▶ **Instructions for the task**
Pull every line from the records that follow and reproduce each one verbatim, in its original order.

▶ **Provided material**

····················

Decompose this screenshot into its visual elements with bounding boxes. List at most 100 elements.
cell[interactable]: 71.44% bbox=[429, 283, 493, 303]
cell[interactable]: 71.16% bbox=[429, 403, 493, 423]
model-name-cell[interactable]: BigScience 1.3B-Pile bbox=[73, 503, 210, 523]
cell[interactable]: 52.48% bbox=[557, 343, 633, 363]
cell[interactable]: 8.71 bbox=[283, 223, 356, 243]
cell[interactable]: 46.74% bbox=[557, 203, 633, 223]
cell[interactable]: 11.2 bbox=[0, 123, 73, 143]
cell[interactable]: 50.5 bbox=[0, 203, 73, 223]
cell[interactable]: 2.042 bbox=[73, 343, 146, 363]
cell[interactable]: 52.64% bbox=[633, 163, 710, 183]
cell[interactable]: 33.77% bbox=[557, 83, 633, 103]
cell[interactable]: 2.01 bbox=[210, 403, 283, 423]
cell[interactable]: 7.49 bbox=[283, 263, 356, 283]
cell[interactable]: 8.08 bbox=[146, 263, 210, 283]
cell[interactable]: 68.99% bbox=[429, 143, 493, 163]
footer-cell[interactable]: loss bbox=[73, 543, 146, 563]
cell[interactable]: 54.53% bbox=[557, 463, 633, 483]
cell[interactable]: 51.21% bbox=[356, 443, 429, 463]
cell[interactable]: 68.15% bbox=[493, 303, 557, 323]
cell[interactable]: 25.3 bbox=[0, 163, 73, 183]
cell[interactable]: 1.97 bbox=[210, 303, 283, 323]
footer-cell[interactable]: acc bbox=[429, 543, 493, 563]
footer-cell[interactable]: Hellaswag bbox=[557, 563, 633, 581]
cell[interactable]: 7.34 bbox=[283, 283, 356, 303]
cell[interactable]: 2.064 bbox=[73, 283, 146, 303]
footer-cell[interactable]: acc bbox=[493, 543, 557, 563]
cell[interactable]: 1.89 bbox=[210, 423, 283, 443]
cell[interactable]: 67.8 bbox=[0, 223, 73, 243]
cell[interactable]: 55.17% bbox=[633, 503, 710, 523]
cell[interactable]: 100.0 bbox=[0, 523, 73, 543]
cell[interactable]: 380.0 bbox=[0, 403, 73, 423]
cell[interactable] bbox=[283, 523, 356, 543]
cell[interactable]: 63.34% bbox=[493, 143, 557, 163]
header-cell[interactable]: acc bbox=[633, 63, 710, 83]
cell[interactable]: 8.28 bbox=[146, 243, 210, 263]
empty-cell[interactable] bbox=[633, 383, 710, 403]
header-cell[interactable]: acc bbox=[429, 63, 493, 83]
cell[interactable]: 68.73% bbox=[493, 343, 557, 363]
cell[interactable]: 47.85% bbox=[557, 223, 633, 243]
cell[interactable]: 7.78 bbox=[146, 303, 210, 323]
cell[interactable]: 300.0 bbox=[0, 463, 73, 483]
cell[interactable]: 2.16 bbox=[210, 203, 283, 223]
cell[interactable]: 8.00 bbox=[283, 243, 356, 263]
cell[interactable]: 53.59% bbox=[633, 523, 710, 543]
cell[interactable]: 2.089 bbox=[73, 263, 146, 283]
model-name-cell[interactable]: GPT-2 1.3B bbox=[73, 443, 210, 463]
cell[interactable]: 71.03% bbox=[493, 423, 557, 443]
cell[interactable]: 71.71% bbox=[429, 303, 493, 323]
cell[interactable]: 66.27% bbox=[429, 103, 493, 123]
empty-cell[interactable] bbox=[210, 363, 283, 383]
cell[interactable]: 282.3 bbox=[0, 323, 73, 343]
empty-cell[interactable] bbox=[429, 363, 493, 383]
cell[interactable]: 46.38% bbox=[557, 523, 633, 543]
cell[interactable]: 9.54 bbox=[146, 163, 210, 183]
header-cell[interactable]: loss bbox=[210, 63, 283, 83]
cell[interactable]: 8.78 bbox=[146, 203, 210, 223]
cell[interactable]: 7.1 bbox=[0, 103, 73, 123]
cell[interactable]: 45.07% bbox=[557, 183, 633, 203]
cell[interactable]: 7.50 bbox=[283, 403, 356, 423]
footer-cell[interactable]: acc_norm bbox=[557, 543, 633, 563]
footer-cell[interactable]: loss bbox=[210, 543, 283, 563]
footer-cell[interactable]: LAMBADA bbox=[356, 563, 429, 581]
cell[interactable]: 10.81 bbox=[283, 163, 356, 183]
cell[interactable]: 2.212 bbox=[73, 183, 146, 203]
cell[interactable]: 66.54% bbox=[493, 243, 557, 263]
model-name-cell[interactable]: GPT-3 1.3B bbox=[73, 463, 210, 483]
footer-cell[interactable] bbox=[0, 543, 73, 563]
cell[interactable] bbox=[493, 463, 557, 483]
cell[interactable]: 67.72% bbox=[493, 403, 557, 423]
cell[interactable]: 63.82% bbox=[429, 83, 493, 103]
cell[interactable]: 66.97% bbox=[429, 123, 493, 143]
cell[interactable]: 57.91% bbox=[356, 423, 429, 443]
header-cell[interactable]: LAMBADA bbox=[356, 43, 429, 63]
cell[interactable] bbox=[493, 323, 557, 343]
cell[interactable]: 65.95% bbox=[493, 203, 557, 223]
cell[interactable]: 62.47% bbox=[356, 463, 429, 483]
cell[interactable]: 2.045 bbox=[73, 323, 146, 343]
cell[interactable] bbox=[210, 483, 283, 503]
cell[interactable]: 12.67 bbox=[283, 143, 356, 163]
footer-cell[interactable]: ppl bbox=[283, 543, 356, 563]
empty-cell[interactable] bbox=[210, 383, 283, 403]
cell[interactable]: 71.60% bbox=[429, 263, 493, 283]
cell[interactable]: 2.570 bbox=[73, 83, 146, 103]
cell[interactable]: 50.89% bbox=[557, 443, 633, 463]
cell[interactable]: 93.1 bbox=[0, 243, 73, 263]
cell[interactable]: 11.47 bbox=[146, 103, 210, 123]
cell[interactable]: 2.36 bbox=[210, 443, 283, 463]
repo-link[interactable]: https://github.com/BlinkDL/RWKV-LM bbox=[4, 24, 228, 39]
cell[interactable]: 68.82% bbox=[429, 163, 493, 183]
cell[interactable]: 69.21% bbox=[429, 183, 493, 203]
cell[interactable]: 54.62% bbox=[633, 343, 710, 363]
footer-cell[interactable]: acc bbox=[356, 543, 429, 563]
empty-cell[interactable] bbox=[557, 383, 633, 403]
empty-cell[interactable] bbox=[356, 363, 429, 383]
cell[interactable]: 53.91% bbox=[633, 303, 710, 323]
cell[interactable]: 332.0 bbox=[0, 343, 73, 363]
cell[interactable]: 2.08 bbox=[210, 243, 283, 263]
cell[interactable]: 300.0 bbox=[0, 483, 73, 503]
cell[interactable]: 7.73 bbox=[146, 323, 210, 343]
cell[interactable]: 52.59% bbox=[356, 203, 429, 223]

····················

▶ **Exercise output**
Decompose this screenshot into its visual elements with bounding boxes. List at most 100 elements.
cell[interactable]: 71.44% bbox=[429, 283, 493, 303]
cell[interactable]: 71.16% bbox=[429, 403, 493, 423]
model-name-cell[interactable]: BigScience 1.3B-Pile bbox=[73, 503, 210, 523]
cell[interactable]: 52.48% bbox=[557, 343, 633, 363]
cell[interactable]: 8.71 bbox=[283, 223, 356, 243]
cell[interactable]: 46.74% bbox=[557, 203, 633, 223]
cell[interactable]: 11.2 bbox=[0, 123, 73, 143]
cell[interactable]: 50.5 bbox=[0, 203, 73, 223]
cell[interactable]: 2.042 bbox=[73, 343, 146, 363]
cell[interactable]: 52.64% bbox=[633, 163, 710, 183]
cell[interactable]: 33.77% bbox=[557, 83, 633, 103]
cell[interactable]: 2.01 bbox=[210, 403, 283, 423]
cell[interactable]: 7.49 bbox=[283, 263, 356, 283]
cell[interactable]: 8.08 bbox=[146, 263, 210, 283]
cell[interactable]: 68.99% bbox=[429, 143, 493, 163]
footer-cell[interactable]: loss bbox=[73, 543, 146, 563]
cell[interactable]: 54.53% bbox=[557, 463, 633, 483]
cell[interactable]: 51.21% bbox=[356, 443, 429, 463]
cell[interactable]: 68.15% bbox=[493, 303, 557, 323]
cell[interactable]: 25.3 bbox=[0, 163, 73, 183]
cell[interactable]: 1.97 bbox=[210, 303, 283, 323]
footer-cell[interactable]: acc bbox=[429, 543, 493, 563]
footer-cell[interactable]: Hellaswag bbox=[557, 563, 633, 581]
cell[interactable]: 7.34 bbox=[283, 283, 356, 303]
cell[interactable]: 2.064 bbox=[73, 283, 146, 303]
footer-cell[interactable]: acc bbox=[493, 543, 557, 563]
cell[interactable]: 1.89 bbox=[210, 423, 283, 443]
cell[interactable]: 67.8 bbox=[0, 223, 73, 243]
cell[interactable]: 55.17% bbox=[633, 503, 710, 523]
cell[interactable]: 100.0 bbox=[0, 523, 73, 543]
cell[interactable]: 380.0 bbox=[0, 403, 73, 423]
cell[interactable] bbox=[283, 523, 356, 543]
cell[interactable]: 63.34% bbox=[493, 143, 557, 163]
header-cell[interactable]: acc bbox=[633, 63, 710, 83]
cell[interactable]: 8.28 bbox=[146, 243, 210, 263]
empty-cell[interactable] bbox=[633, 383, 710, 403]
header-cell[interactable]: acc bbox=[429, 63, 493, 83]
cell[interactable]: 68.73% bbox=[493, 343, 557, 363]
cell[interactable]: 47.85% bbox=[557, 223, 633, 243]
cell[interactable]: 7.78 bbox=[146, 303, 210, 323]
cell[interactable]: 300.0 bbox=[0, 463, 73, 483]
cell[interactable]: 2.16 bbox=[210, 203, 283, 223]
cell[interactable]: 8.00 bbox=[283, 243, 356, 263]
cell[interactable]: 53.59% bbox=[633, 523, 710, 543]
cell[interactable]: 2.089 bbox=[73, 263, 146, 283]
model-name-cell[interactable]: GPT-2 1.3B bbox=[73, 443, 210, 463]
cell[interactable]: 71.03% bbox=[493, 423, 557, 443]
cell[interactable]: 71.71% bbox=[429, 303, 493, 323]
cell[interactable]: 66.27% bbox=[429, 103, 493, 123]
empty-cell[interactable] bbox=[210, 363, 283, 383]
cell[interactable]: 282.3 bbox=[0, 323, 73, 343]
empty-cell[interactable] bbox=[429, 363, 493, 383]
cell[interactable]: 46.38% bbox=[557, 523, 633, 543]
cell[interactable]: 9.54 bbox=[146, 163, 210, 183]
header-cell[interactable]: loss bbox=[210, 63, 283, 83]
cell[interactable]: 8.78 bbox=[146, 203, 210, 223]
cell[interactable]: 7.1 bbox=[0, 103, 73, 123]
cell[interactable]: 45.07% bbox=[557, 183, 633, 203]
cell[interactable]: 7.50 bbox=[283, 403, 356, 423]
footer-cell[interactable]: acc_norm bbox=[557, 543, 633, 563]
footer-cell[interactable]: loss bbox=[210, 543, 283, 563]
footer-cell[interactable]: LAMBADA bbox=[356, 563, 429, 581]
cell[interactable]: 10.81 bbox=[283, 163, 356, 183]
cell[interactable]: 2.212 bbox=[73, 183, 146, 203]
cell[interactable]: 66.54% bbox=[493, 243, 557, 263]
model-name-cell[interactable]: GPT-3 1.3B bbox=[73, 463, 210, 483]
footer-cell[interactable] bbox=[0, 543, 73, 563]
cell[interactable] bbox=[493, 463, 557, 483]
cell[interactable]: 67.72% bbox=[493, 403, 557, 423]
cell[interactable]: 63.82% bbox=[429, 83, 493, 103]
cell[interactable]: 66.97% bbox=[429, 123, 493, 143]
cell[interactable]: 57.91% bbox=[356, 423, 429, 443]
header-cell[interactable]: LAMBADA bbox=[356, 43, 429, 63]
cell[interactable] bbox=[493, 323, 557, 343]
cell[interactable]: 65.95% bbox=[493, 203, 557, 223]
cell[interactable]: 62.47% bbox=[356, 463, 429, 483]
cell[interactable]: 2.045 bbox=[73, 323, 146, 343]
cell[interactable] bbox=[210, 483, 283, 503]
cell[interactable]: 12.67 bbox=[283, 143, 356, 163]
footer-cell[interactable]: ppl bbox=[283, 543, 356, 563]
empty-cell[interactable] bbox=[210, 383, 283, 403]
cell[interactable]: 71.60% bbox=[429, 263, 493, 283]
cell[interactable]: 2.570 bbox=[73, 83, 146, 103]
cell[interactable]: 50.89% bbox=[557, 443, 633, 463]
cell[interactable]: 93.1 bbox=[0, 243, 73, 263]
cell[interactable]: 11.47 bbox=[146, 103, 210, 123]
cell[interactable]: 2.36 bbox=[210, 443, 283, 463]
repo-link[interactable]: https://github.com/BlinkDL/RWKV-LM bbox=[4, 24, 228, 39]
cell[interactable]: 68.82% bbox=[429, 163, 493, 183]
cell[interactable]: 69.21% bbox=[429, 183, 493, 203]
cell[interactable]: 54.62% bbox=[633, 343, 710, 363]
footer-cell[interactable]: acc bbox=[356, 543, 429, 563]
empty-cell[interactable] bbox=[557, 383, 633, 403]
empty-cell[interactable] bbox=[356, 363, 429, 383]
cell[interactable]: 53.91% bbox=[633, 303, 710, 323]
cell[interactable]: 332.0 bbox=[0, 343, 73, 363]
cell[interactable]: 2.08 bbox=[210, 243, 283, 263]
cell[interactable]: 300.0 bbox=[0, 483, 73, 503]
cell[interactable]: 7.73 bbox=[146, 323, 210, 343]
cell[interactable]: 52.59% bbox=[356, 203, 429, 223]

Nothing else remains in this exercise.